Supplied passage
How are you thinking about your first few months back at work? Have you thought about re-entry? I’m just curious where your mind is at thinking about, you know, once the little baby is actually here.
ELAINY: I don’t know. Honestly.
ERICA: It’s too much.
ELAINY: Yeah, I just want to go with the flow so bad. So, I want to be like OK, I want to go in, and I want to at least do these two or three things to sort of help me transition back. But that’s it. Like I remember even trying to figure out how to manage working from home, I remember one person told me, “Well, I just write a to-do list of this is like the one thing I’m going to do that day. And if I get that done, then that’s cool.” I’m like you know what? That would be my mentality throughout the entire thing. Like I love my position, and I love my job. I love story telling. I love creating content. I’m excited to see what having a daughter is going to be like in terms of thinking differently and how to make people feel more connected, and creating that relatability for others.
ERICA: Elainy, I just want to say thank you so much for taking the time, the precious few minutes, days that you have before a new baby arrives. Thank you so much Elainy.
ELAINY: No, this has been awesome.
ERICA: Claire, I have a question for you.

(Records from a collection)
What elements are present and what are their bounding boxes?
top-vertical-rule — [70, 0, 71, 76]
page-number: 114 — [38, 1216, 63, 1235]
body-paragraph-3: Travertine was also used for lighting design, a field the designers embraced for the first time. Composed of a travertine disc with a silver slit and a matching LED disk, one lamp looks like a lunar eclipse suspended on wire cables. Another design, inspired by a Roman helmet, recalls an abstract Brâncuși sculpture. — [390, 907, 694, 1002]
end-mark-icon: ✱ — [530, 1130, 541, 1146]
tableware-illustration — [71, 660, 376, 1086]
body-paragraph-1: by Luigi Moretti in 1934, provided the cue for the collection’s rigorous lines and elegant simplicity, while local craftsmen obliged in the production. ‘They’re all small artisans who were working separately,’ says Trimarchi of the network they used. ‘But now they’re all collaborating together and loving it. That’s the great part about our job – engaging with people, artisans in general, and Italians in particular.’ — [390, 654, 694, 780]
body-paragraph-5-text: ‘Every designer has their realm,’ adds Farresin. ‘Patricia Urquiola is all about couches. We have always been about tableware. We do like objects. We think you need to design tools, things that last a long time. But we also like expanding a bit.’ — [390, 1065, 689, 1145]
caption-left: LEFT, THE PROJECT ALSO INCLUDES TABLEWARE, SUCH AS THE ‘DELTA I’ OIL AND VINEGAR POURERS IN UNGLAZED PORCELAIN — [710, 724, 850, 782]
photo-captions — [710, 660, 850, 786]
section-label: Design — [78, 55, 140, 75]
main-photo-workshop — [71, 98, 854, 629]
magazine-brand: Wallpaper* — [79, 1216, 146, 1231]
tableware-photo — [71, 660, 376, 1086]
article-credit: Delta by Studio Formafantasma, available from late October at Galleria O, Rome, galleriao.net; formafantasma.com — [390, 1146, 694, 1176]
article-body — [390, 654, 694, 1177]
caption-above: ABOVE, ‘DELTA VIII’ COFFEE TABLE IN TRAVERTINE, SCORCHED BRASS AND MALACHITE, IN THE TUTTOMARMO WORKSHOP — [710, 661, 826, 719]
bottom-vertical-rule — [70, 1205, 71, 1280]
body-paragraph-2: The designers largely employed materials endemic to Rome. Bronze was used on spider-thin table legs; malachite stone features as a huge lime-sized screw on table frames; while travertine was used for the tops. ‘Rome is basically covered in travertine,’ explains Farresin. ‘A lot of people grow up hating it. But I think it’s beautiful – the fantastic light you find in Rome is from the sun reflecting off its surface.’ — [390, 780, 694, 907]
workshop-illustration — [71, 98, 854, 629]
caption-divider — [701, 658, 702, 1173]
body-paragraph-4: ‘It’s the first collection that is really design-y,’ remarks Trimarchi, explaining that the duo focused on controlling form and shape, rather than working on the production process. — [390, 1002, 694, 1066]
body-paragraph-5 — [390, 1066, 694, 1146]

Assigned task 1
From the interview transcript, copy word for word the part that opens with the words containing "How are you" and closes with "don’t know. Honestly.".
Assigned task 2
Carry the interview transcript about returning to work after a new baby forward from its last line.
These records are separate material and are not part of the interview transcript.

Answer 1
How are you thinking about your first few months back at work? Have you thought about re-entry? I’m just curious where your mind is at thinking about, you know, once the little baby is actually here.
ELAINY: I don’t know. Honestly.

Answer 2
ERICA: What do you think Mommy’s doing upstairs when she’s doing her podcast? What is she doing?
CHILD: Talk to your work friends.
ERICA: Am I talking to …
CHILD: A microphone.
ERICA: A microphone?
KEVIN: Maisie, come over here for a second. What do you think about daddy and his podcast?
KEVIN: Oooh. What would I do to make it less boring? Could I sing?
KEVIN: What song should I sing?
CHILD: Baby shark…
KEVIN: Next time on the show, we hear from a couple in Israel where the majority of people have been vaccinated against COVID-19. Mom’s a child psychologist, and dad’s an infectious disease doctor. They describe how their family is adjusting to society slowly reopening there. And they offer advice for other parents soon to be managing that same transition.
ERICA: How do you imagine your life changing as more people get vaccinated and post pandemic working parenthood takes shape? Which expected changes do you eagerly await, and which are you dreading? Tell us by calling 617-783-7861 and leaving a voicemail message. Please include your name, country, and industry. We’ll play several of the messages we receive in next week’s show.
KEVIN: Family management’s editorial and production team is Amanda Kersey, Maureen Hoch, Tina Tobey Mack, Adam Buchholz, and Rob Eckhardt. Email us at [email protected]
ERICA: Is there anything else you want to tell my work friends or anybody listening to this podcast? Do you want to say?
CHILD: Please know I love my mommy.
ERICA: Oh, Claire, I love that. I love you too, honey bun. I love you.